Dataset extract =>
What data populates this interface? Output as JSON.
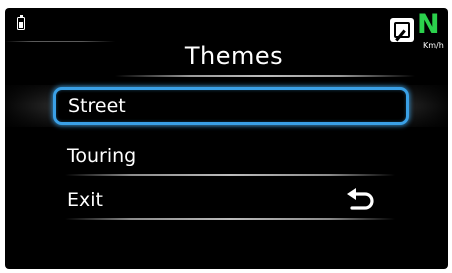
{
  "status_bar": {
    "battery_icon": "battery-icon",
    "gear": {
      "icon": "gear-box-icon",
      "letter": "N",
      "letter_color": "#2bd14c"
    },
    "speed_unit": "Km/h"
  },
  "menu": {
    "title": "Themes",
    "items": [
      {
        "label": "Street",
        "selected": true
      },
      {
        "label": "Touring",
        "selected": false
      },
      {
        "label": "Exit",
        "selected": false,
        "icon": "back-arrow-icon"
      }
    ],
    "highlight_color": "#3aa0e6"
  }
}
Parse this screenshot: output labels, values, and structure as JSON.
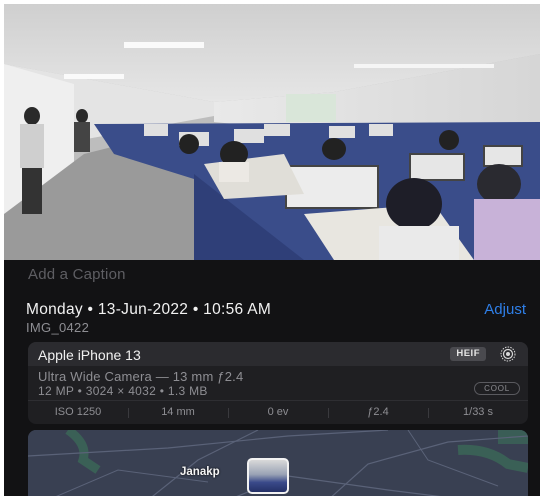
{
  "photo": {
    "description_icon": "photo-preview"
  },
  "caption": {
    "placeholder": "Add a Caption"
  },
  "header": {
    "datetime": "Monday • 13-Jun-2022 • 10:56 AM",
    "adjust_label": "Adjust",
    "filename": "IMG_0422"
  },
  "camera": {
    "device": "Apple iPhone 13",
    "format_badge": "HEIF",
    "live_icon": "live-photo-icon",
    "lens": "Ultra Wide Camera — 13 mm ƒ2.4",
    "specs": "12 MP  •  3024 × 4032  •  1.3 MB",
    "style_badge": "COOL",
    "exif": [
      "ISO 1250",
      "14 mm",
      "0 ev",
      "ƒ2.4",
      "1/33 s"
    ]
  },
  "map": {
    "place_label": "Janakp",
    "pin_icon": "photo-location-pin"
  },
  "colors": {
    "accent": "#2f7fe8",
    "background": "#121214",
    "card": "#1f1f22"
  }
}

Instruction =>
From the material above, write out exactly the lines from the line with "Parse this screenshot: output" through the closing line, inclusive, and no pictures.

Complete answer =>
Parse this screenshot: output labels, values, and structure as JSON.
{
  "photo": {
    "description_icon": "photo-preview"
  },
  "caption": {
    "placeholder": "Add a Caption"
  },
  "header": {
    "datetime": "Monday • 13-Jun-2022 • 10:56 AM",
    "adjust_label": "Adjust",
    "filename": "IMG_0422"
  },
  "camera": {
    "device": "Apple iPhone 13",
    "format_badge": "HEIF",
    "live_icon": "live-photo-icon",
    "lens": "Ultra Wide Camera — 13 mm ƒ2.4",
    "specs": "12 MP  •  3024 × 4032  •  1.3 MB",
    "style_badge": "COOL",
    "exif": [
      "ISO 1250",
      "14 mm",
      "0 ev",
      "ƒ2.4",
      "1/33 s"
    ]
  },
  "map": {
    "place_label": "Janakp",
    "pin_icon": "photo-location-pin"
  },
  "colors": {
    "accent": "#2f7fe8",
    "background": "#121214",
    "card": "#1f1f22"
  }
}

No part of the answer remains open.